*Consignes*:
[a] D'après le texte sur le voyage, quels étaient les seuls bagages emportés pendant l'année sur la route ?
[b] Recopiez le passage du texte sur le voyage qui va de « Vivre une année » jusqu'à « devenant plus insouciant. ».
[c] Relevez dans le texte sur le voyage les questions auxquelles se résument les préoccupations du voyage.

*Texte proposé*:
Vivre une année sur la route avec un gros sac à roulette et un petit sac à dos comme seuls bagages nous fait prendre conscience que nous encombrons nos vies de nombreux objets superflus. Cette expérience, si elle comporte sa part de contraintes, fait naître un profond sentiment de légèreté. Les préoccupations du voyage se résument essentiellement à trois questions : comment se déplacer? Où dormir? Comment se nourrir? Si on est en capacité de répondre à ces trois questions alors tout va bien! Et par la force des choses, on apprend vite à relativiser les imprévus. Dans un voyage comme celui-ci, il n’est en effet pas possible de tout maîtriser. Et donc, on apprend à s’adapter tout en devenant plus insouciant.

*Listes de régions et d'étiquettes*:
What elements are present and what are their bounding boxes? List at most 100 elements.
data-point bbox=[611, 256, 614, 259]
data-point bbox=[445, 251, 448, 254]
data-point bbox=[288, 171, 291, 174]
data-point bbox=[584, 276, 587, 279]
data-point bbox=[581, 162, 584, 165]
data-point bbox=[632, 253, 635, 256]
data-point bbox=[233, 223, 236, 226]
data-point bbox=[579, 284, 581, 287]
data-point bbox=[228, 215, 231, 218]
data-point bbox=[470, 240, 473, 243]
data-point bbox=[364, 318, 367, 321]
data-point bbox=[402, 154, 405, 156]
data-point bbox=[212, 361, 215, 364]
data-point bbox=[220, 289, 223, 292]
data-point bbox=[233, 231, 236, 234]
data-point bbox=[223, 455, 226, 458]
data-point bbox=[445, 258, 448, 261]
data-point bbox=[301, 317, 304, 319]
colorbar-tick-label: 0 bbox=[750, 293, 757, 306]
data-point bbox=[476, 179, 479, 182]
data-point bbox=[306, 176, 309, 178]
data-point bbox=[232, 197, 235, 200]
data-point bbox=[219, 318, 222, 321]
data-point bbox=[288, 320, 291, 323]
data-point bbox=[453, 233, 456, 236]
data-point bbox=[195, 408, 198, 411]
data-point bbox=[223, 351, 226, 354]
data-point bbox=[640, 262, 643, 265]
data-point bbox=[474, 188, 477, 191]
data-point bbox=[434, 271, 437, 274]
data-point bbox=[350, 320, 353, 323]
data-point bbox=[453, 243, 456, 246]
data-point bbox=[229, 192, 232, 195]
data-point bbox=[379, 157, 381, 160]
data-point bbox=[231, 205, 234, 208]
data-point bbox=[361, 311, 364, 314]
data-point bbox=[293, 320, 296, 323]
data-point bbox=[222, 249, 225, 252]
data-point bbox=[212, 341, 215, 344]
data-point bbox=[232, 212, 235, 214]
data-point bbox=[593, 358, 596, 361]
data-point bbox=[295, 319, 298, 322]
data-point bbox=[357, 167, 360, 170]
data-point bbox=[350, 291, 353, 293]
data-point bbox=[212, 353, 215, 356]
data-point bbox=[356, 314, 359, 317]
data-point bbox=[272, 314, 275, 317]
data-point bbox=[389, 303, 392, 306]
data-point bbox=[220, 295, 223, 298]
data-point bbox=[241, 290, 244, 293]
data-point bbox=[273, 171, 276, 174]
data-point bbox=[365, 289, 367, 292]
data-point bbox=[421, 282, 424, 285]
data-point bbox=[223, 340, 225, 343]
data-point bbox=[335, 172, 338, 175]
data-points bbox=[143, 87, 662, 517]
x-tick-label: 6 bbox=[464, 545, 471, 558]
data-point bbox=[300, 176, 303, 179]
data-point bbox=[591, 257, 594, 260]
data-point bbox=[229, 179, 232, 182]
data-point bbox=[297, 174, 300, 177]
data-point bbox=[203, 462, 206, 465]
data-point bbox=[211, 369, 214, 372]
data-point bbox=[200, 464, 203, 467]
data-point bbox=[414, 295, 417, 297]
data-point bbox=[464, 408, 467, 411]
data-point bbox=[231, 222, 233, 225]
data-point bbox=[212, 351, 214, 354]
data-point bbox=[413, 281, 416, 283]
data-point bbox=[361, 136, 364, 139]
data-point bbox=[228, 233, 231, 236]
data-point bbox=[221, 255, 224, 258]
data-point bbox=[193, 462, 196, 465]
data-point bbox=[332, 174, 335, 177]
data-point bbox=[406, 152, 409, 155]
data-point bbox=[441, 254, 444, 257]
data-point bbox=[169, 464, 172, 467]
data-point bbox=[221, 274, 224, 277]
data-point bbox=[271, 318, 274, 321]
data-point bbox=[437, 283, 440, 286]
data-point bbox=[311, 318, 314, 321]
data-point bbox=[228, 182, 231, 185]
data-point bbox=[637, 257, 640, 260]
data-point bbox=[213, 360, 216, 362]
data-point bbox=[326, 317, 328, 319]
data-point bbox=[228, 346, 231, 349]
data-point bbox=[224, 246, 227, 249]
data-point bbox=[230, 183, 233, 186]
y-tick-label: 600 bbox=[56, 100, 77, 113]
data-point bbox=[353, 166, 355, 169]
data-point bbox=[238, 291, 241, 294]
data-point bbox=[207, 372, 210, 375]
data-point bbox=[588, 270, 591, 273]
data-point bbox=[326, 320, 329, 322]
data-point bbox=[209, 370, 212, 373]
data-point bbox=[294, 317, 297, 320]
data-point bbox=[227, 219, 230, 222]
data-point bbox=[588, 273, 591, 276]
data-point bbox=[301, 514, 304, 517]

*Corrigé des exercices*:
[a] Un gros sac à roulette et un petit sac à dos.

[b]
Vivre une année sur la route avec un gros sac à roulette et un petit sac à dos comme seuls bagages nous fait prendre conscience que nous encombrons nos vies de nombreux objets superflus. Cette expérience, si elle comporte sa part de contraintes, fait naître un profond sentiment de légèreté. Les préoccupations du voyage se résument essentiellement à trois questions : comment se déplacer? Où dormir? Comment se nourrir? Si on est en capacité de répondre à ces trois questions alors tout va bien! Et par la force des choses, on apprend vite à relativiser les imprévus. Dans un voyage comme celui-ci, il n’est en effet pas possible de tout maîtriser. Et donc, on apprend à s’adapter tout en devenant plus insouciant.

[c]
- Comment se déplacer ?
- Où dormir ?
- Comment se nourrir ?